* _What is needed_
Without the pictures, return each record as it appears.

········

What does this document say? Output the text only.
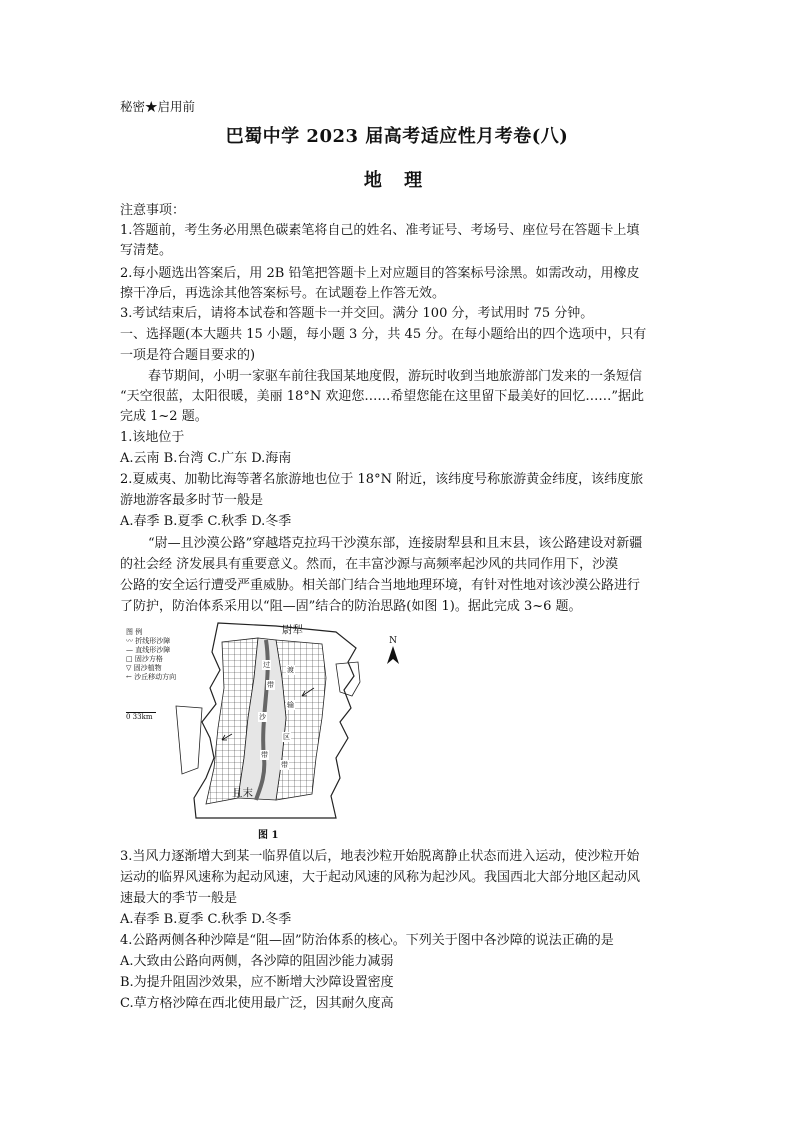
秘密★启用前
巴蜀中学 2023 届高考适应性月考卷(八)
地 理
注意事项：
1.答题前，考生务必用黑色碳素笔将自己的姓名、准考证号、考场号、座位号在答题卡上填
写清楚。
2.每小题选出答案后，用 2B 铅笔把答题卡上对应题目的答案标号涂黑。如需改动，用橡皮
擦干净后，再选涂其他答案标号。在试题卷上作答无效。
3.考试结束后，请将本试卷和答题卡一并交回。满分 100 分，考试用时 75 分钟。
一、选择题(本大题共 15 小题，每小题 3 分，共 45 分。在每小题给出的四个选项中，只有
一项是符合题目要求的)
春节期间，小明一家驱车前往我国某地度假，游玩时收到当地旅游部门发来的一条短信
“天空很蓝，太阳很暖，美丽 18°N 欢迎您……希望您能在这里留下最美好的回忆……”据此
完成 1~2 题。
1.该地位于
A.云南 B.台湾 C.广东 D.海南
2.夏威夷、加勒比海等著名旅游地也位于 18°N 附近，该纬度号称旅游黄金纬度，该纬度旅
游地游客最多时节一般是
A.春季 B.夏季 C.秋季 D.冬季
“尉—且沙漠公路”穿越塔克拉玛干沙漠东部，连接尉犁县和且末县，该公路建设对新疆
的社会经 济发展具有重要意义。然而，在丰富沙源与高频率起沙风的共同作用下，沙漠
公路的安全运行遭受严重威胁。相关部门结合当地地理环境，有针对性地对该沙漠公路进行
了防护，防治体系采用以“阻—固”结合的防治思路(如图 1)。据此完成 3~6 题。
图 例
〰 折线形沙障
— 直线形沙障
□ 固沙方格
▽ 固沙植物
← 沙丘移动方向
0 33km
尉犁
且末
过
渡
带
输
沙
区
带
带
N
图 1
3.当风力逐渐增大到某一临界值以后，地表沙粒开始脱离静止状态而进入运动，使沙粒开始
运动的临界风速称为起动风速，大于起动风速的风称为起沙风。我国西北大部分地区起动风
速最大的季节一般是
A.春季 B.夏季 C.秋季 D.冬季
4.公路两侧各种沙障是“阻—固”防治体系的核心。下列关于图中各沙障的说法正确的是
A.大致由公路向两侧，各沙障的阻固沙能力减弱
B.为提升阻固沙效果，应不断增大沙障设置密度
C.草方格沙障在西北使用最广泛，因其耐久度高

········

* _Response to the exercise_
What does this document say? Output the text only.
秘密★启用前
巴蜀中学 2023 届高考适应性月考卷(八)
地 理
注意事项：
1.答题前，考生务必用黑色碳素笔将自己的姓名、准考证号、考场号、座位号在答题卡上填
写清楚。
2.每小题选出答案后，用 2B 铅笔把答题卡上对应题目的答案标号涂黑。如需改动，用橡皮
擦干净后，再选涂其他答案标号。在试题卷上作答无效。
3.考试结束后，请将本试卷和答题卡一并交回。满分 100 分，考试用时 75 分钟。
一、选择题(本大题共 15 小题，每小题 3 分，共 45 分。在每小题给出的四个选项中，只有
一项是符合题目要求的)
春节期间，小明一家驱车前往我国某地度假，游玩时收到当地旅游部门发来的一条短信
“天空很蓝，太阳很暖，美丽 18°N 欢迎您……希望您能在这里留下最美好的回忆……”据此
完成 1~2 题。
1.该地位于
A.云南 B.台湾 C.广东 D.海南
2.夏威夷、加勒比海等著名旅游地也位于 18°N 附近，该纬度号称旅游黄金纬度，该纬度旅
游地游客最多时节一般是
A.春季 B.夏季 C.秋季 D.冬季
“尉—且沙漠公路”穿越塔克拉玛干沙漠东部，连接尉犁县和且末县，该公路建设对新疆
的社会经 济发展具有重要意义。然而，在丰富沙源与高频率起沙风的共同作用下，沙漠
公路的安全运行遭受严重威胁。相关部门结合当地地理环境，有针对性地对该沙漠公路进行
了防护，防治体系采用以“阻—固”结合的防治思路(如图 1)。据此完成 3~6 题。
图 例
〰 折线形沙障
— 直线形沙障
□ 固沙方格
▽ 固沙植物
← 沙丘移动方向
0 33km
尉犁
且末
过
渡
带
输
沙
区
带
带
N
图 1
3.当风力逐渐增大到某一临界值以后，地表沙粒开始脱离静止状态而进入运动，使沙粒开始
运动的临界风速称为起动风速，大于起动风速的风称为起沙风。我国西北大部分地区起动风
速最大的季节一般是
A.春季 B.夏季 C.秋季 D.冬季
4.公路两侧各种沙障是“阻—固”防治体系的核心。下列关于图中各沙障的说法正确的是
A.大致由公路向两侧，各沙障的阻固沙能力减弱
B.为提升阻固沙效果，应不断增大沙障设置密度
C.草方格沙障在西北使用最广泛，因其耐久度高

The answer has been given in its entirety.